What you need to do: Pull every line containing "this" out of the material below.

Task data:
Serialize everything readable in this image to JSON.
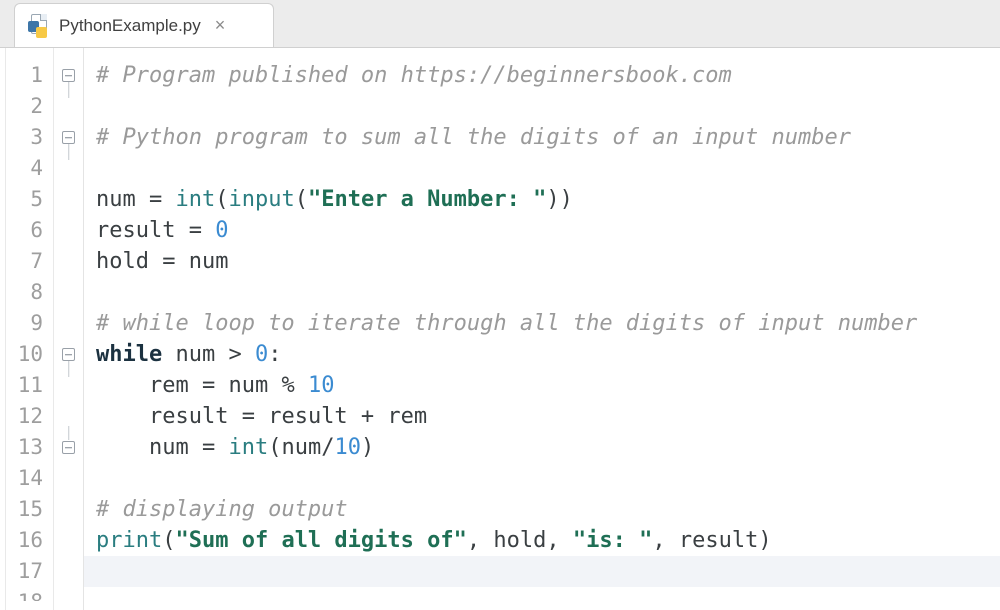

* * *

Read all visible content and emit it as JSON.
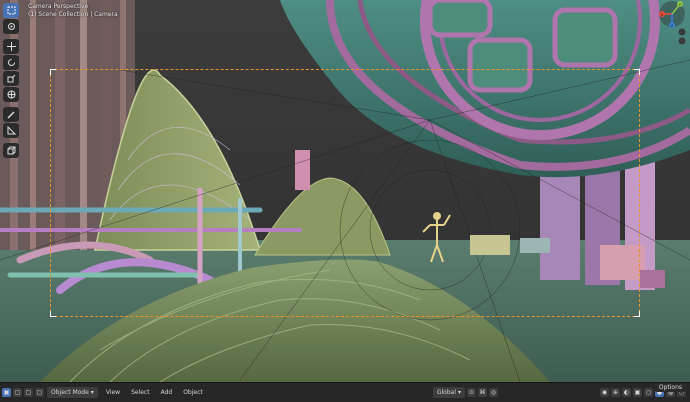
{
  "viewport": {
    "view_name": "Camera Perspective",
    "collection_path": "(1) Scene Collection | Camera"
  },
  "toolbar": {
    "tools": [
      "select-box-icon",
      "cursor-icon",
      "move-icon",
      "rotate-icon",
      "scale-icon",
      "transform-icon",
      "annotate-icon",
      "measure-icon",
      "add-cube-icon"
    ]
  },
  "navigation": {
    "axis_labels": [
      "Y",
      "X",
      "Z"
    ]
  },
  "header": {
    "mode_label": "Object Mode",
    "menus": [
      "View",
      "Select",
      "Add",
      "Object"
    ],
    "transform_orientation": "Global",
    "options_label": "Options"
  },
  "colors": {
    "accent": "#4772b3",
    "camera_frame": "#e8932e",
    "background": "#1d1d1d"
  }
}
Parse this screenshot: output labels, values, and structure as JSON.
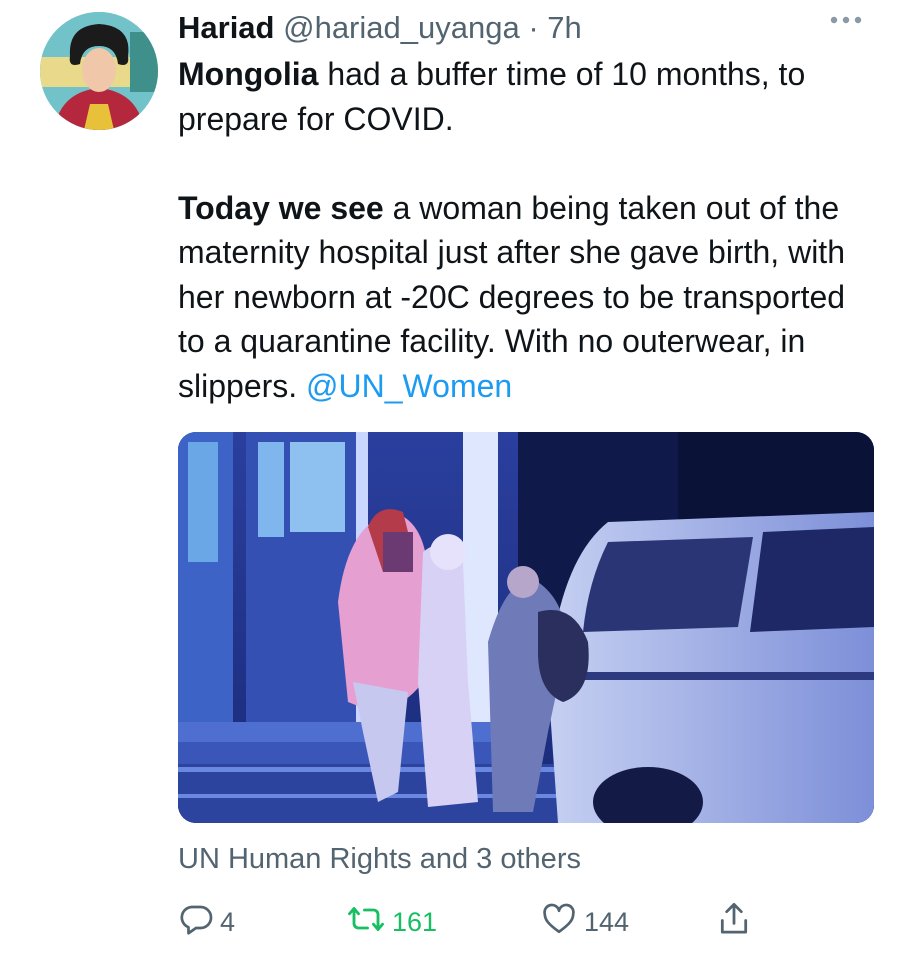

Complete response:
Serialize everything readable in this image to JSON.
Parse this screenshot: output labels, values, and structure as JSON.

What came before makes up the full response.